* **Source passage**

If label = TRUE is specified, as shown in Figure 2, ggfortify will draw labels for each data point. Users can also specify the size of the labels via label.size. If shape = FALSE is specified, the shape of the data points will be removed, leaving only the labels on the plot.

autoplot(prcomp(df), data = iris, colour = "Species", shape = FALSE, label.size = 3)
graphic without alt text
Figure 2: PCA with colors and labels for each class.

The autoplot function returns the constructed ggplot2 object so users can apply additional ggplot2 code to further enhance the plot. For example:

autoplot(prcomp(df), data=iris, colour = "Species", shape = FALSE, label.size = 3)
    + labs(title = "Principal Component Analysis")

Users can also specify loadings = TRUE to draw the PCA eigen-vectors. More aesthetic options such as size and colors of the eigen-vector labels can also be specified as shown in Figure 3 and the following code:

autoplot(prcomp(df), data = iris, colour = "Species",
         loadings = TRUE, loadings.colour = 'blue',
         loadings.label = TRUE, loadings.label.size = 3)
graphic without alt text
Figure 3: PCA with eigen-vectors and labels.

Linear models

The ggfortify function is able able to interpret lm() fitted model objects and allows the user to select the subset of desired plots through the which parameter (just like the plot.lm() function). The ncol and nrow parameters also allow users to specify the number of subplot columns and rows, as seen in Figure 4 and the following code:

par(mfrow = c(1, 2))
m <- lm(Petal.Width ~ Petal.Length, data = iris)
autoplot(m, which = 1:6, ncol = 3, label.size = 3)
graphic without alt text
Figure 4: Linear model results.

* **Dataset content**
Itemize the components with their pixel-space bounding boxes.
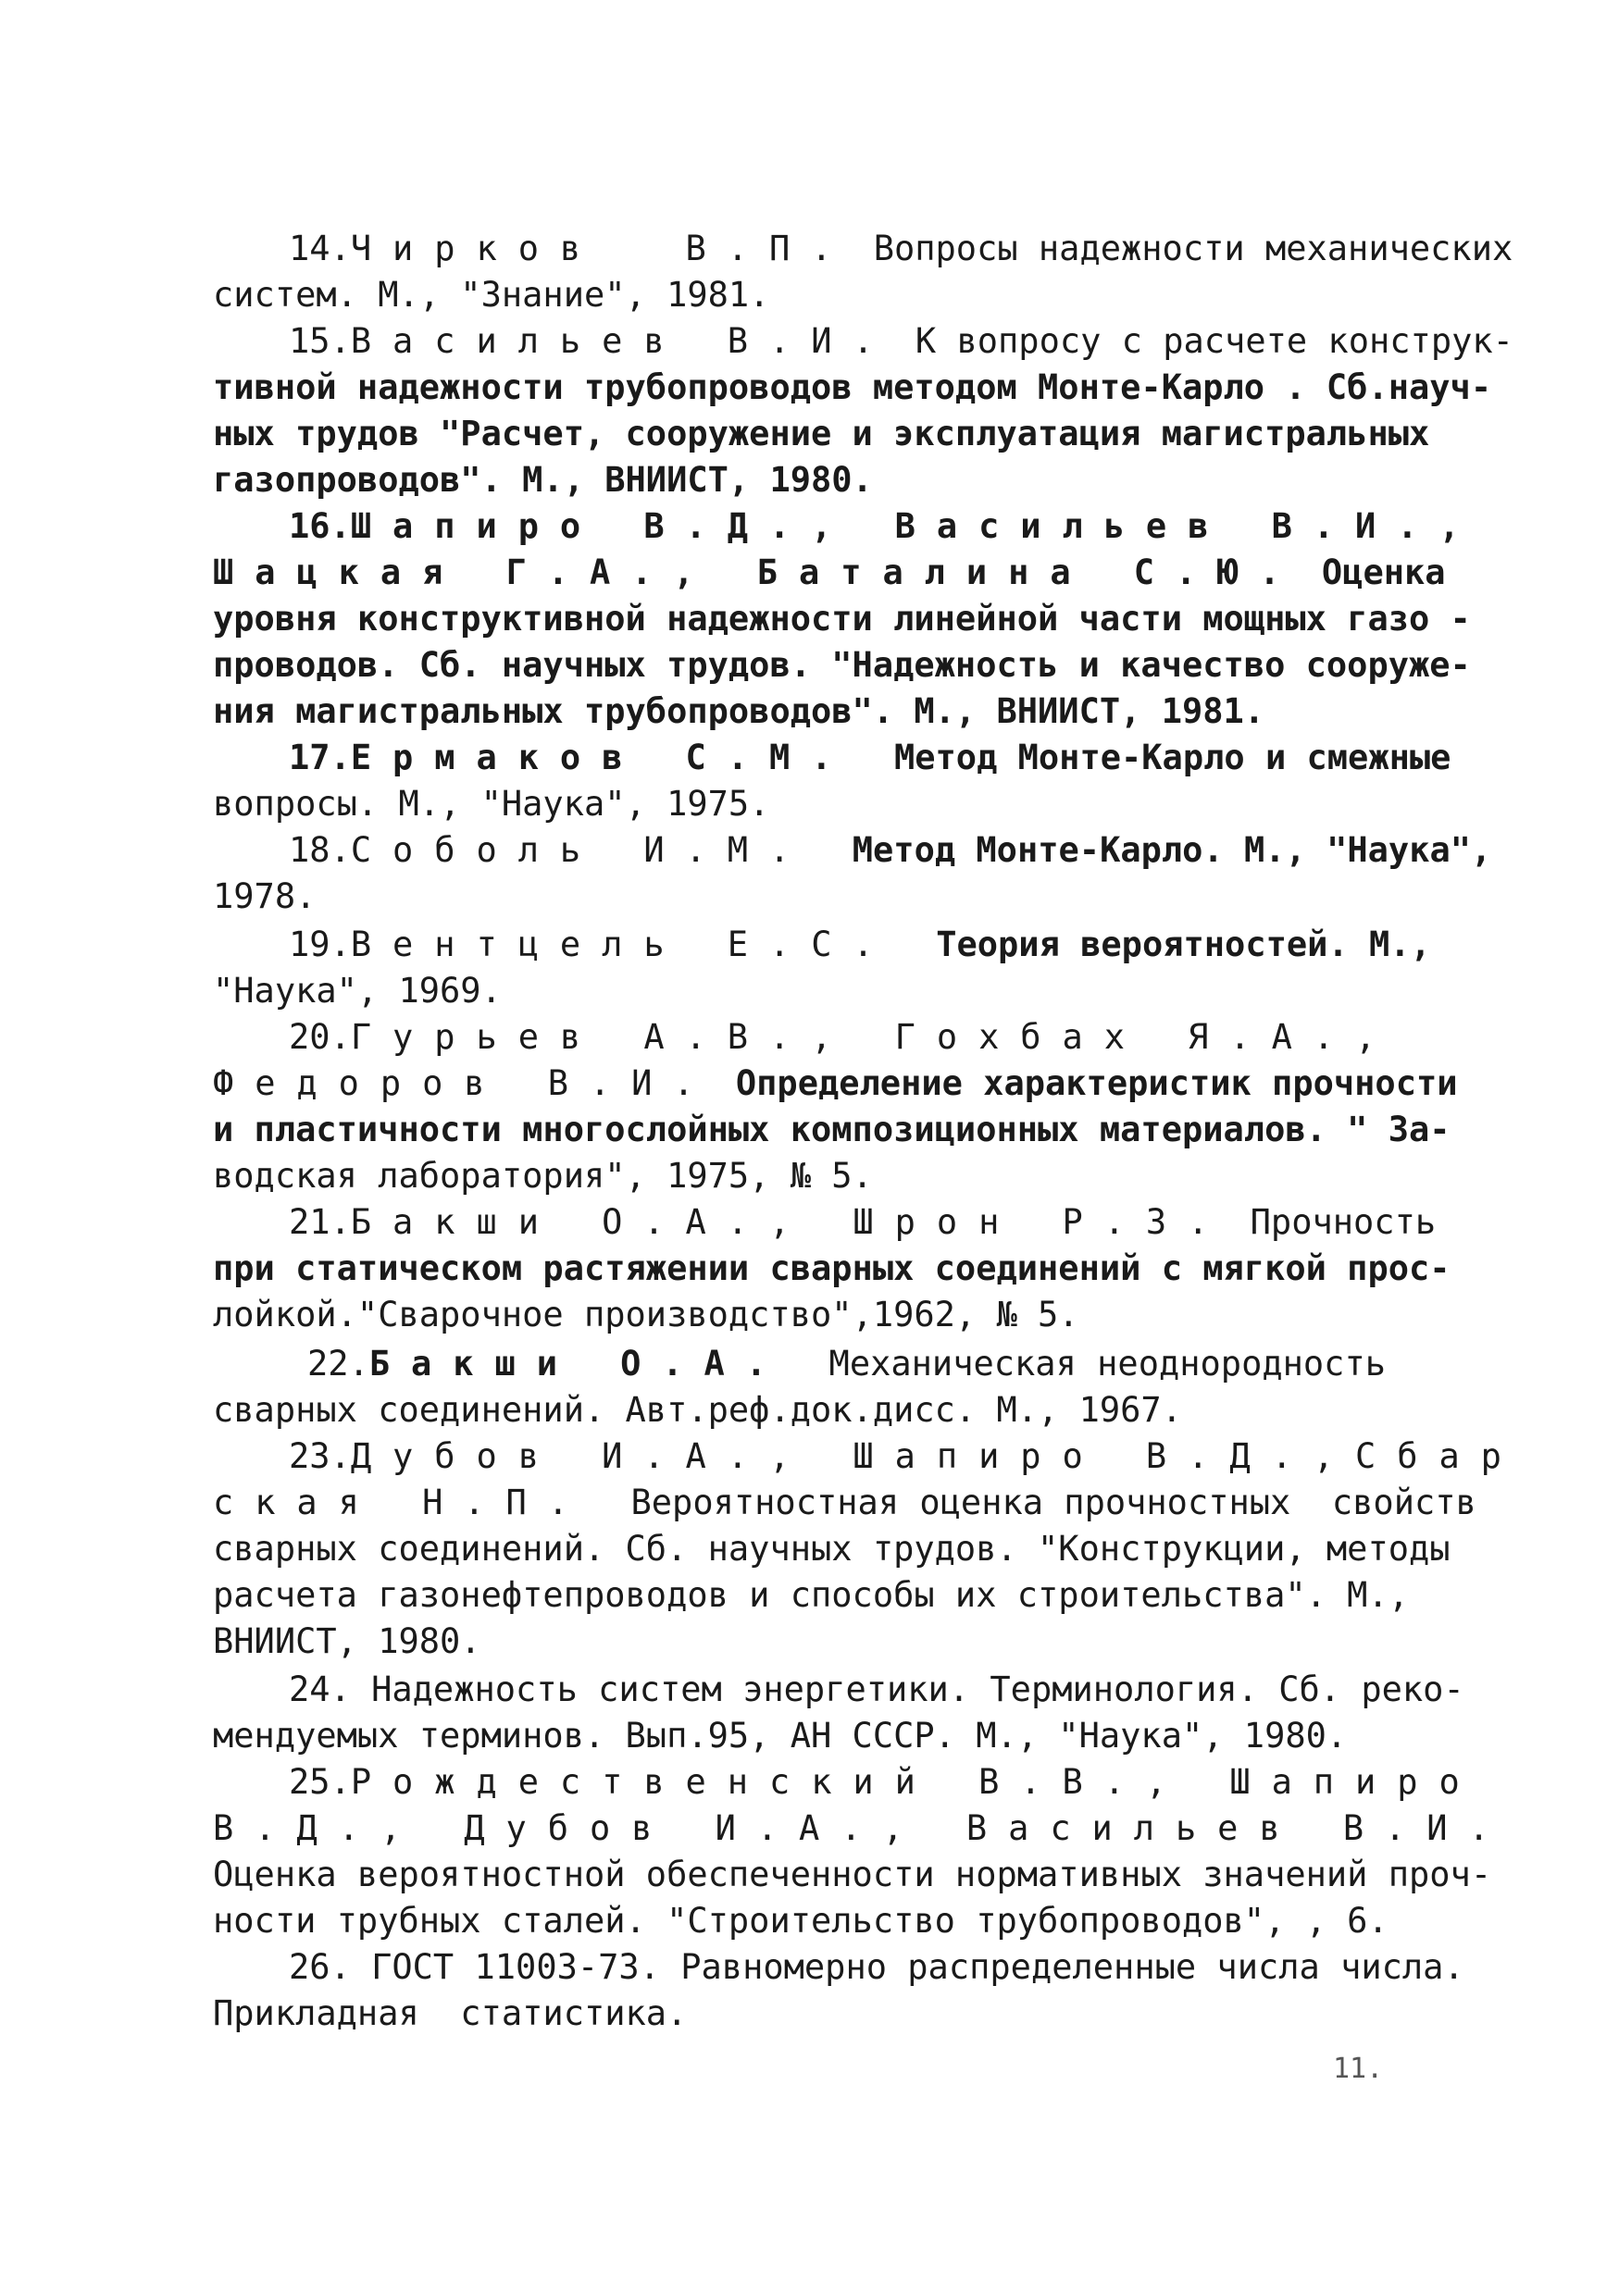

* **Exercise tasks**
**A)** How would the sentence "Users can also specify the size of the labels via label.size." from the ggfortify passage read in Spanish?
**B)** According to the ggfortify passage, what does the autoplot function return?

* **Responses per task**
**A)** Los usuarios también pueden especificar el tamaño de las etiquetas mediante label.size.

**B)** The constructed ggplot2 object.